Do not carry the pictures over; copy every other part of the entries exactly.

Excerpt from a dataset
━━━━━━━━━━━━━━━━━━━━
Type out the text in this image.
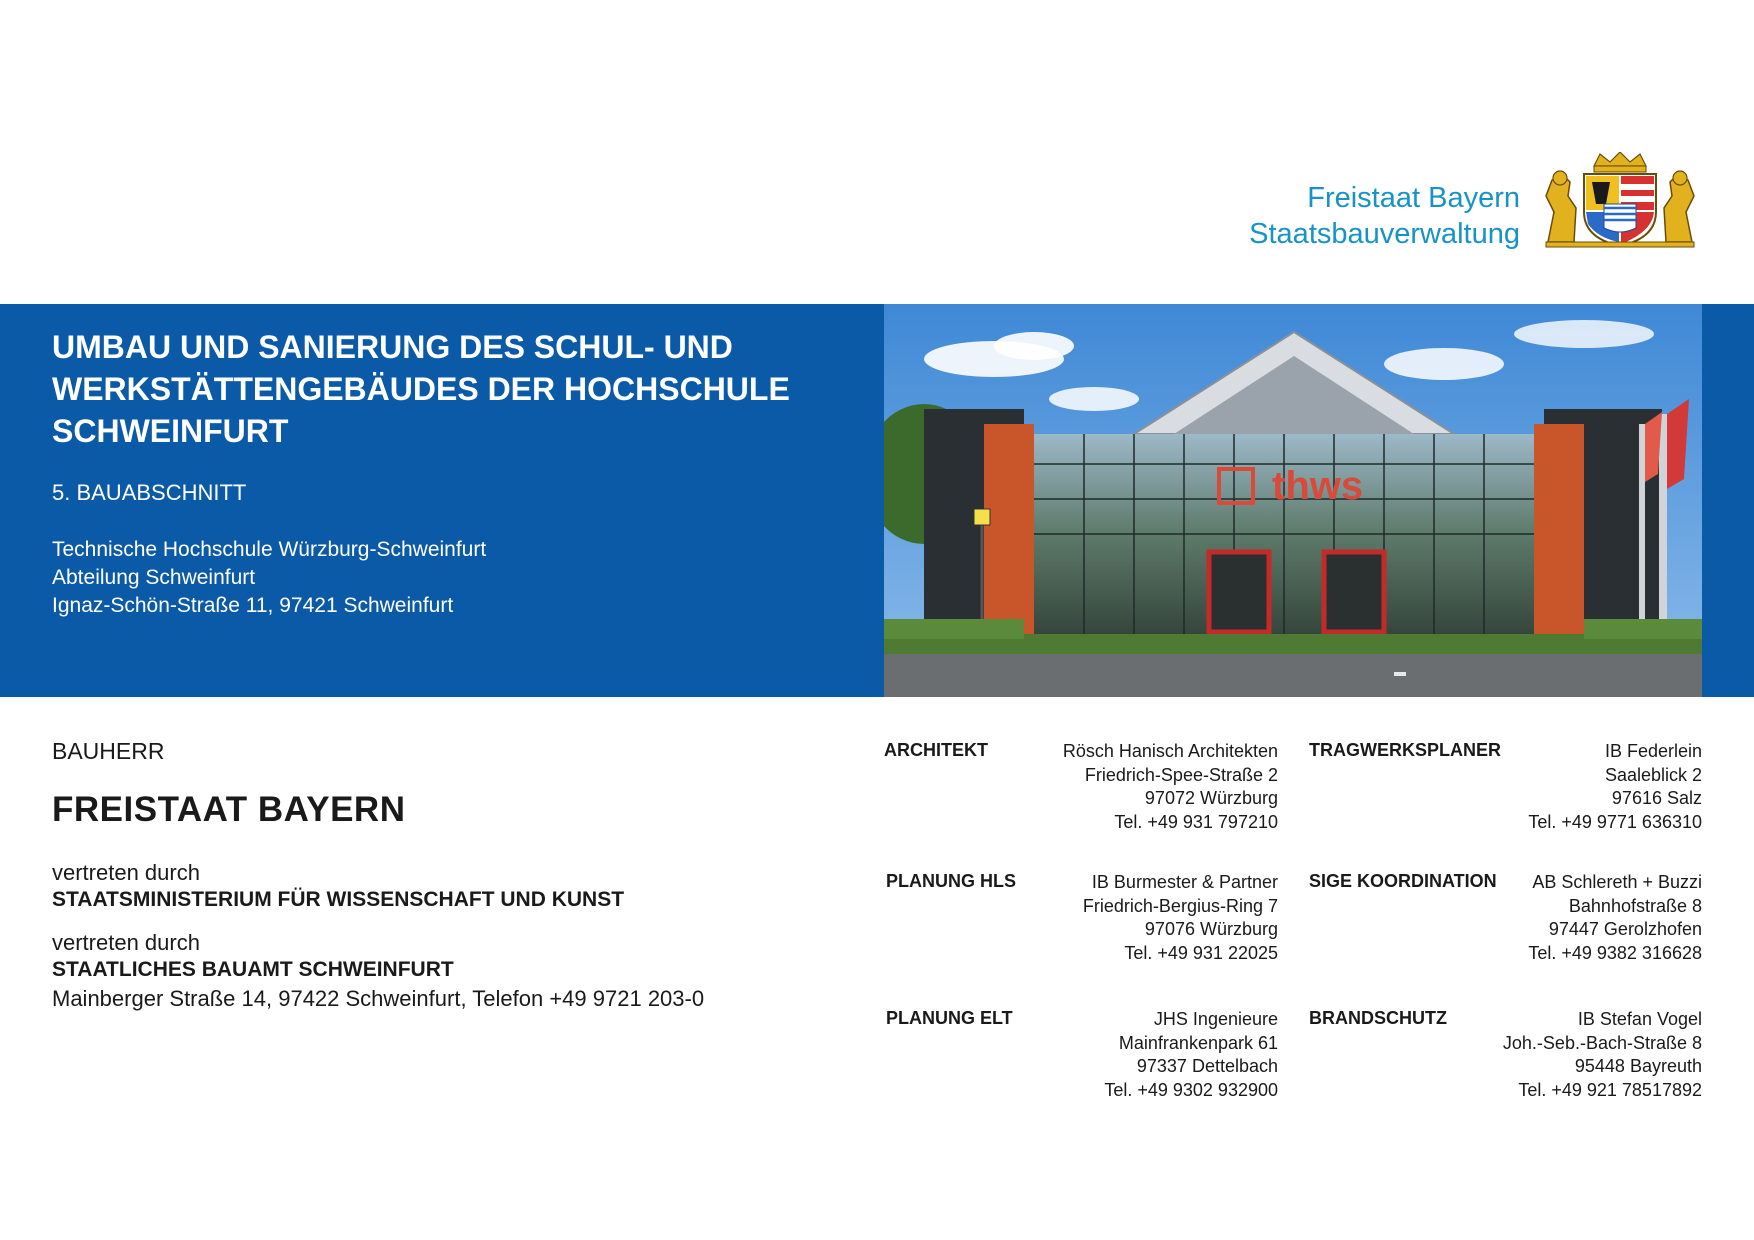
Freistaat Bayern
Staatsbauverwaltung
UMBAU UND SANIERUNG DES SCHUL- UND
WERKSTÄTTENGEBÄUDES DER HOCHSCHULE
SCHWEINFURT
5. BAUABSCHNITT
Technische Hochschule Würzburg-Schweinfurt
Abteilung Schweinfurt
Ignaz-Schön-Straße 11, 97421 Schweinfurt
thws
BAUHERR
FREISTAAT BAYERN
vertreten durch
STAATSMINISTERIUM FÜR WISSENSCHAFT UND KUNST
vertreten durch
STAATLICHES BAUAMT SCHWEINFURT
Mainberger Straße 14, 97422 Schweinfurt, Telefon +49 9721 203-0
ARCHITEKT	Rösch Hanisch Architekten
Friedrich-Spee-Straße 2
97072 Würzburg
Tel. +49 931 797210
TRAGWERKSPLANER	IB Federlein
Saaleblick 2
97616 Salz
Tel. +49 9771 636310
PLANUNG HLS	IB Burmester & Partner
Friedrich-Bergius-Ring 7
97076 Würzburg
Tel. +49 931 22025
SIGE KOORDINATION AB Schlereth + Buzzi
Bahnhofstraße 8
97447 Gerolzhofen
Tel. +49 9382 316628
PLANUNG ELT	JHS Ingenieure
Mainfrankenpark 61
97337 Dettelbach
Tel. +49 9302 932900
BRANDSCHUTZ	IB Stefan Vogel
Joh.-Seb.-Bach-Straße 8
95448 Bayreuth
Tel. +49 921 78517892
━━━━━━━━━━━━━━━━━━━━
# FINISHED ANSWER:
Type out the text in this image.
Freistaat Bayern
Staatsbauverwaltung
UMBAU UND SANIERUNG DES SCHUL- UND
WERKSTÄTTENGEBÄUDES DER HOCHSCHULE
SCHWEINFURT
5. BAUABSCHNITT
Technische Hochschule Würzburg-Schweinfurt
Abteilung Schweinfurt
Ignaz-Schön-Straße 11, 97421 Schweinfurt
thws
BAUHERR
FREISTAAT BAYERN
vertreten durch
STAATSMINISTERIUM FÜR WISSENSCHAFT UND KUNST
vertreten durch
STAATLICHES BAUAMT SCHWEINFURT
Mainberger Straße 14, 97422 Schweinfurt, Telefon +49 9721 203-0
ARCHITEKT	Rösch Hanisch Architekten
Friedrich-Spee-Straße 2
97072 Würzburg
Tel. +49 931 797210
TRAGWERKSPLANER	IB Federlein
Saaleblick 2
97616 Salz
Tel. +49 9771 636310
PLANUNG HLS	IB Burmester & Partner
Friedrich-Bergius-Ring 7
97076 Würzburg
Tel. +49 931 22025
SIGE KOORDINATION AB Schlereth + Buzzi
Bahnhofstraße 8
97447 Gerolzhofen
Tel. +49 9382 316628
PLANUNG ELT	JHS Ingenieure
Mainfrankenpark 61
97337 Dettelbach
Tel. +49 9302 932900
BRANDSCHUTZ	IB Stefan Vogel
Joh.-Seb.-Bach-Straße 8
95448 Bayreuth
Tel. +49 921 78517892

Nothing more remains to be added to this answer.